WHAT IS NEEDED →
Among the lines below, list those containing the string "OUTPUT".

═══ AVAILABLE DATA

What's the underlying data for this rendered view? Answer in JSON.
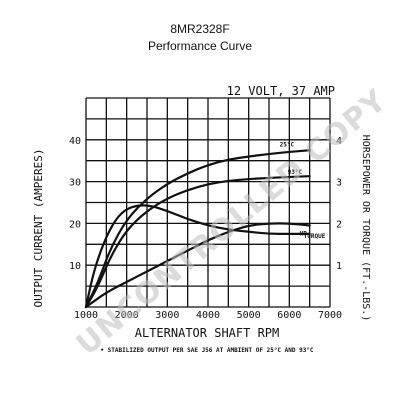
{
  "header": {
    "model": "8MR2328F",
    "subtitle": "Performance Curve"
  },
  "chart_data": {
    "type": "line",
    "title": "12 VOLT, 37 AMP",
    "xlabel": "ALTERNATOR SHAFT RPM",
    "ylabel": "OUTPUT CURRENT (AMPERES)",
    "y2label": "HORSEPOWER OR TORQUE (FT.-LBS.)",
    "xlim": [
      1000,
      7000
    ],
    "ylim": [
      0,
      50
    ],
    "y2lim": [
      0,
      5
    ],
    "grid": true,
    "x_ticks": [
      "1000",
      "2000",
      "3000",
      "4000",
      "5000",
      "6000",
      "7000"
    ],
    "y_ticks": [
      "10",
      "20",
      "30",
      "40"
    ],
    "y2_ticks": [
      "1",
      "2",
      "3",
      "4"
    ],
    "footnote": "• STABILIZED OUTPUT PER SAE J56 AT AMBIENT OF 25°C AND 93°C",
    "watermark": "UNCONTROLLED COPY",
    "series": [
      {
        "name": "25°C",
        "axis": "left",
        "x": [
          1000,
          1300,
          1600,
          2000,
          2500,
          3000,
          3500,
          4000,
          4500,
          5000,
          5500,
          6000,
          6500
        ],
        "y": [
          0,
          6,
          14,
          21,
          26,
          29.5,
          32,
          34,
          35.3,
          36,
          36.6,
          37.1,
          37.5
        ]
      },
      {
        "name": "93°C",
        "axis": "left",
        "x": [
          1000,
          1300,
          1600,
          2000,
          2500,
          3000,
          3500,
          4000,
          4500,
          5000,
          5500,
          6000,
          6500
        ],
        "y": [
          0,
          5,
          12,
          18.5,
          23,
          26,
          28,
          29.4,
          30.2,
          30.6,
          30.9,
          31.1,
          31.3
        ]
      },
      {
        "name": "TORQUE",
        "axis": "right",
        "x": [
          1000,
          1200,
          1500,
          1800,
          2100,
          2500,
          3000,
          3500,
          4000,
          4500,
          5000,
          5500,
          6000,
          6500
        ],
        "y": [
          0,
          0.9,
          1.7,
          2.2,
          2.4,
          2.45,
          2.3,
          2.1,
          1.95,
          1.85,
          1.8,
          1.75,
          1.75,
          1.75
        ]
      },
      {
        "name": "HP",
        "axis": "right",
        "x": [
          1000,
          1500,
          2000,
          2500,
          3000,
          3500,
          4000,
          4500,
          5000,
          5500,
          6000,
          6500
        ],
        "y": [
          0,
          0.35,
          0.6,
          0.85,
          1.1,
          1.35,
          1.6,
          1.8,
          1.95,
          2.0,
          2.0,
          1.95
        ]
      }
    ]
  }
}
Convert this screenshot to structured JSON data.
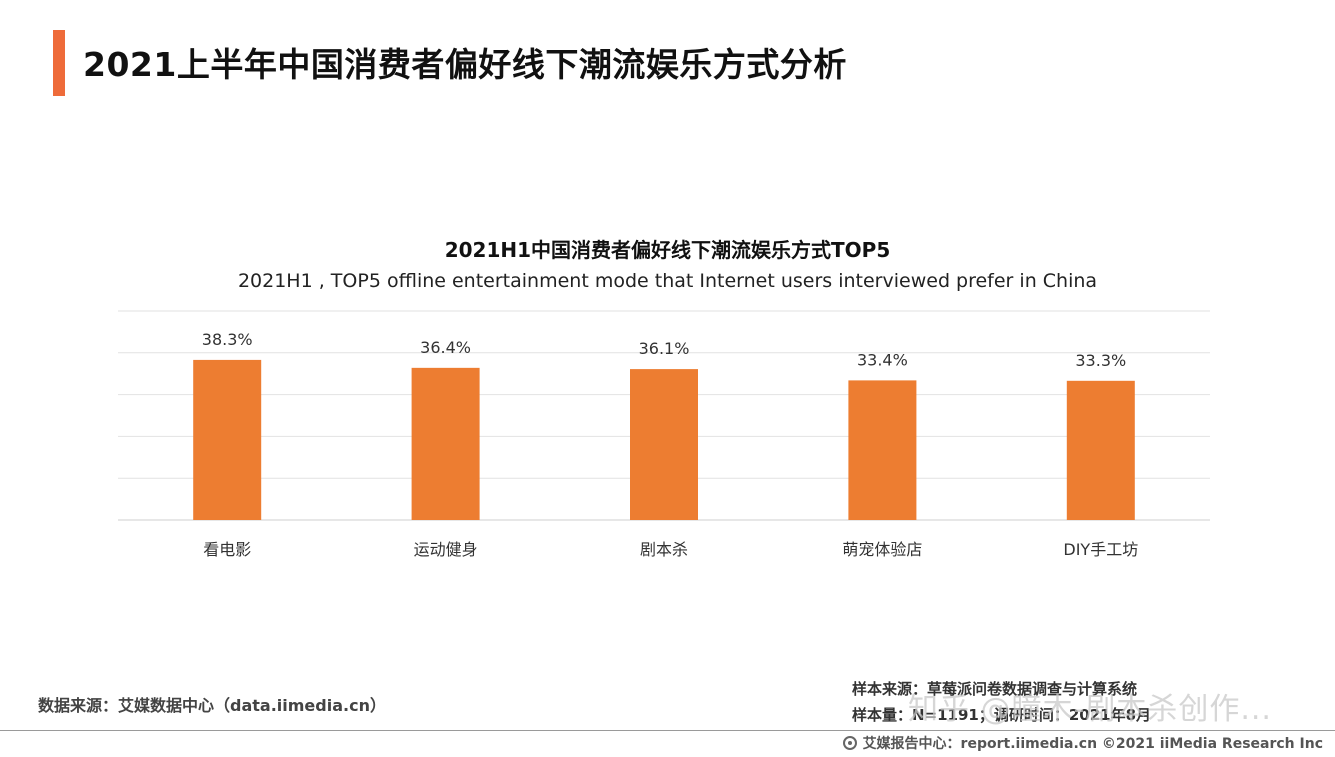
{
  "page": {
    "title": "2021上半年中国消费者偏好线下潮流娱乐方式分析",
    "accent_color": "#ee6b3a"
  },
  "chart_data": {
    "type": "bar",
    "title": "2021H1中国消费者偏好线下潮流娱乐方式TOP5",
    "subtitle": "2021H1 , TOP5 offline entertainment mode that Internet users interviewed prefer in China",
    "categories": [
      "看电影",
      "运动健身",
      "剧本杀",
      "萌宠体验店",
      "DIY手工坊"
    ],
    "values": [
      38.3,
      36.4,
      36.1,
      33.4,
      33.3
    ],
    "value_labels": [
      "38.3%",
      "36.4%",
      "36.1%",
      "33.4%",
      "33.3%"
    ],
    "unit": "%",
    "ylim": [
      0,
      50
    ],
    "grid": true,
    "bar_color": "#ed7d31"
  },
  "footer": {
    "source_left": "数据来源：艾媒数据中心（data.iimedia.cn）",
    "source_right_1": "样本来源：草莓派问卷数据调查与计算系统",
    "source_right_2": "样本量：N=1191；调研时间：2021年8月",
    "watermark": "知乎 @瞳木-剧本杀创作...",
    "credit": "艾媒报告中心：report.iimedia.cn  ©2021  iiMedia Research  Inc",
    "credit_icon": "globe-icon"
  }
}
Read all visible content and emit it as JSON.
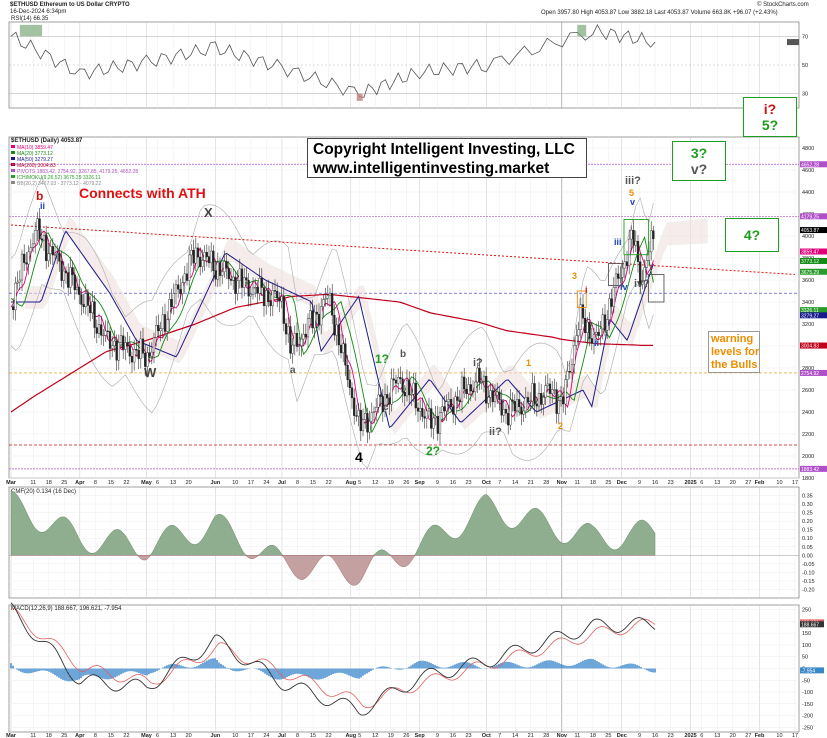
{
  "header": {
    "symbol_line": "$ETHUSD Ethereum to US Dollar CRYPTO",
    "date_line": "16-Dec-2024 6:34pm",
    "ohlc": {
      "open_label": "Open",
      "open": "3957.80",
      "high_label": "High",
      "high": "4053.87",
      "low_label": "Low",
      "low": "3882.18",
      "last_label": "Last",
      "last": "4053.87",
      "volume_label": "Volume",
      "volume": "663.8K",
      "change": "+96.07 (+2.43%)"
    },
    "credit": "© StockCharts.com"
  },
  "copyright": {
    "line1": "Copyright Intelligent Investing, LLC",
    "line2": "www.intelligentinvesting.market"
  },
  "panels": {
    "rsi_label": "RSI(14) 66.35",
    "price_label": "$ETHUSD (Daily) 4053.87",
    "legend": [
      {
        "text": "MA(10) 3859.47",
        "color": "#e0007a"
      },
      {
        "text": "MA(20) 3773.12",
        "color": "#138a13"
      },
      {
        "text": "MA(50) 3279.27",
        "color": "#1a1a8c"
      },
      {
        "text": "MA(200) 3004.83",
        "color": "#c0001a"
      },
      {
        "text": "PIVOTS 1883.42, 2754.92, 3267.85, 4179.25, 4652.28",
        "color": "#b050c8"
      },
      {
        "text": "ICHIMOKU(9,26,52) 3675.29 3326.11",
        "color": "#2a9a2a"
      },
      {
        "text": "BB(20,2) 3467.03 - 3773.12 - 4079.22",
        "color": "#888888"
      }
    ],
    "cmf_label": "CMF(20) 0.134 (16 Dec)",
    "macd_label": "MACD(12,26,9) 188.667, 196.621, -7.954"
  },
  "annotations": {
    "ath": "Connects with ATH",
    "warning_line1": "warning",
    "warning_line2": "levels for",
    "warning_line3": "the Bulls",
    "big_four": "4",
    "w": "W",
    "x": "X",
    "b_top": "b",
    "ii_top": "ii",
    "a1": "a",
    "b1": "b",
    "c1": "c",
    "one_q": "1?",
    "two_q": "2?",
    "i_q": "i?",
    "ii_q": "ii?",
    "iii_q": "iii?",
    "iv_q": "iv?",
    "v_top": "v",
    "five_top": "5",
    "one": "1",
    "two": "2",
    "three": "3",
    "iii": "iii",
    "iv": "iv",
    "v": "v",
    "i": "i",
    "ii": "ii"
  },
  "target_boxes": [
    {
      "l1": "i?",
      "l2": "5?",
      "c1": "#d01010",
      "c2": "#1e9e1e"
    },
    {
      "l1": "3?",
      "l2": "v?",
      "c1": "#1e9e1e",
      "c2": "#555555"
    },
    {
      "l1": "4?",
      "l2": "",
      "c1": "#1e9e1e",
      "c2": "#1e9e1e"
    }
  ],
  "axis": {
    "x_ticks": [
      "Mar",
      "11",
      "18",
      "25",
      "Apr",
      "8",
      "15",
      "22",
      "May",
      "6",
      "13",
      "20",
      "Jun",
      "10",
      "17",
      "24",
      "Jul",
      "8",
      "15",
      "22",
      "Aug",
      "5",
      "12",
      "19",
      "26",
      "Sep",
      "9",
      "16",
      "23",
      "Oct",
      "7",
      "14",
      "21",
      "28",
      "Nov",
      "11",
      "18",
      "25",
      "Dec",
      "9",
      "16",
      "23",
      "2025",
      "6",
      "13",
      "20",
      "27",
      "Feb",
      "10",
      "17"
    ],
    "price_ticks": [
      "4800",
      "4600",
      "4400",
      "4200",
      "4000",
      "3800",
      "3600",
      "3400",
      "3200",
      "3000",
      "2800",
      "2600",
      "2400",
      "2200",
      "2000",
      "1800"
    ],
    "rsi_ticks": [
      "70",
      "50",
      "30"
    ],
    "cmf_ticks": [
      "0.35",
      "0.30",
      "0.25",
      "0.20",
      "0.15",
      "0.10",
      "0.05",
      "0.00",
      "-0.05",
      "-0.10",
      "-0.15",
      "-0.20"
    ],
    "macd_ticks": [
      "250",
      "200",
      "150",
      "100",
      "50",
      "0",
      "-50",
      "-100",
      "-150",
      "-200",
      "-250"
    ],
    "price_tags": [
      {
        "text": "4652.28",
        "color": "#b050c8",
        "y": 4652
      },
      {
        "text": "4179.25",
        "color": "#b050c8",
        "y": 4179
      },
      {
        "text": "4053.87",
        "color": "#000000",
        "y": 4054
      },
      {
        "text": "3859.47",
        "color": "#e0007a",
        "y": 3859
      },
      {
        "text": "3773.12",
        "color": "#138a13",
        "y": 3773
      },
      {
        "text": "3675.29",
        "color": "#2a9a2a",
        "y": 3675
      },
      {
        "text": "3326.11",
        "color": "#2a9a2a",
        "y": 3326
      },
      {
        "text": "3279.27",
        "color": "#1a1a8c",
        "y": 3279
      },
      {
        "text": "3004.83",
        "color": "#c0001a",
        "y": 3004
      },
      {
        "text": "2754.92",
        "color": "#b050c8",
        "y": 2755
      },
      {
        "text": "1883.42",
        "color": "#b050c8",
        "y": 1883
      }
    ],
    "macd_tags": [
      {
        "text": "196.621",
        "color": "#e06060",
        "y": 196
      },
      {
        "text": "188.667",
        "color": "#333333",
        "y": 188
      },
      {
        "text": "-7.954",
        "color": "#3a88c8",
        "y": -8
      }
    ]
  },
  "chart_data": [
    {
      "type": "line",
      "title": "RSI(14)",
      "x": [
        "Mar",
        "Apr",
        "May",
        "Jun",
        "Jul",
        "Aug",
        "Sep",
        "Oct",
        "Nov",
        "Dec"
      ],
      "series": [
        {
          "name": "RSI(14)",
          "values": [
            70,
            44,
            52,
            62,
            48,
            30,
            45,
            50,
            74,
            66
          ]
        }
      ],
      "ylim": [
        20,
        80
      ]
    },
    {
      "type": "line",
      "title": "$ETHUSD (Daily)",
      "ylabel": "",
      "ylim": [
        1800,
        4900
      ],
      "x_dates": [
        "2024-03-01",
        "2024-03-12",
        "2024-04-01",
        "2024-04-13",
        "2024-05-01",
        "2024-05-23",
        "2024-06-10",
        "2024-07-01",
        "2024-07-05",
        "2024-07-22",
        "2024-08-05",
        "2024-08-23",
        "2024-09-06",
        "2024-09-27",
        "2024-10-10",
        "2024-10-31",
        "2024-11-04",
        "2024-11-12",
        "2024-11-20",
        "2024-12-06",
        "2024-12-10",
        "2024-12-16"
      ],
      "series": [
        {
          "name": "$ETHUSD",
          "values": [
            3400,
            4050,
            3480,
            3050,
            2900,
            3850,
            3600,
            3400,
            2950,
            3450,
            2250,
            2700,
            2300,
            2700,
            2400,
            2600,
            2450,
            3250,
            3050,
            4000,
            3600,
            4054
          ]
        },
        {
          "name": "MA(200)",
          "values": [
            2400,
            2550,
            2800,
            2950,
            3050,
            3200,
            3350,
            3430,
            3450,
            3470,
            3440,
            3400,
            3300,
            3220,
            3140,
            3080,
            3060,
            3040,
            3020,
            3010,
            3005,
            3005
          ]
        }
      ],
      "lines": [
        {
          "name": "ATH trendline",
          "from": [
            "2024-03-01",
            4100
          ],
          "to": [
            "2025-02-17",
            3650
          ]
        },
        {
          "name": "warning level 1",
          "y": 3480
        },
        {
          "name": "warning level 2",
          "y": 2750
        },
        {
          "name": "low",
          "y": 2100
        }
      ]
    },
    {
      "type": "area",
      "title": "CMF(20)",
      "x": [
        "Mar",
        "Apr",
        "May",
        "Jun",
        "Jul",
        "Aug",
        "Sep",
        "Oct",
        "Nov",
        "Dec"
      ],
      "series": [
        {
          "name": "CMF(20)",
          "values": [
            0.3,
            0.1,
            0.05,
            0.18,
            -0.05,
            -0.1,
            0.05,
            0.28,
            0.1,
            0.134
          ]
        }
      ],
      "ylim": [
        -0.25,
        0.4
      ]
    },
    {
      "type": "line",
      "title": "MACD(12,26,9)",
      "x": [
        "Mar",
        "Apr",
        "May",
        "Jun",
        "Jul",
        "Aug",
        "Sep",
        "Oct",
        "Nov",
        "Dec"
      ],
      "series": [
        {
          "name": "MACD",
          "values": [
            250,
            -50,
            -80,
            120,
            -60,
            -180,
            -40,
            30,
            180,
            188.667
          ]
        },
        {
          "name": "Signal",
          "values": [
            230,
            0,
            -60,
            90,
            -20,
            -150,
            -60,
            20,
            150,
            196.621
          ]
        },
        {
          "name": "Histogram",
          "values": [
            20,
            -50,
            -20,
            30,
            -40,
            -30,
            20,
            10,
            30,
            -7.954
          ]
        }
      ],
      "ylim": [
        -250,
        250
      ]
    }
  ]
}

══════

RESULT FOR THIS TASK →
    "ylabel": "OUTPUT CURRENT (AMPERES)",
    "footnote": "• STABILIZED OUTPUT PER SAE J56 AT AMBIENT OF 25°C AND 93°C",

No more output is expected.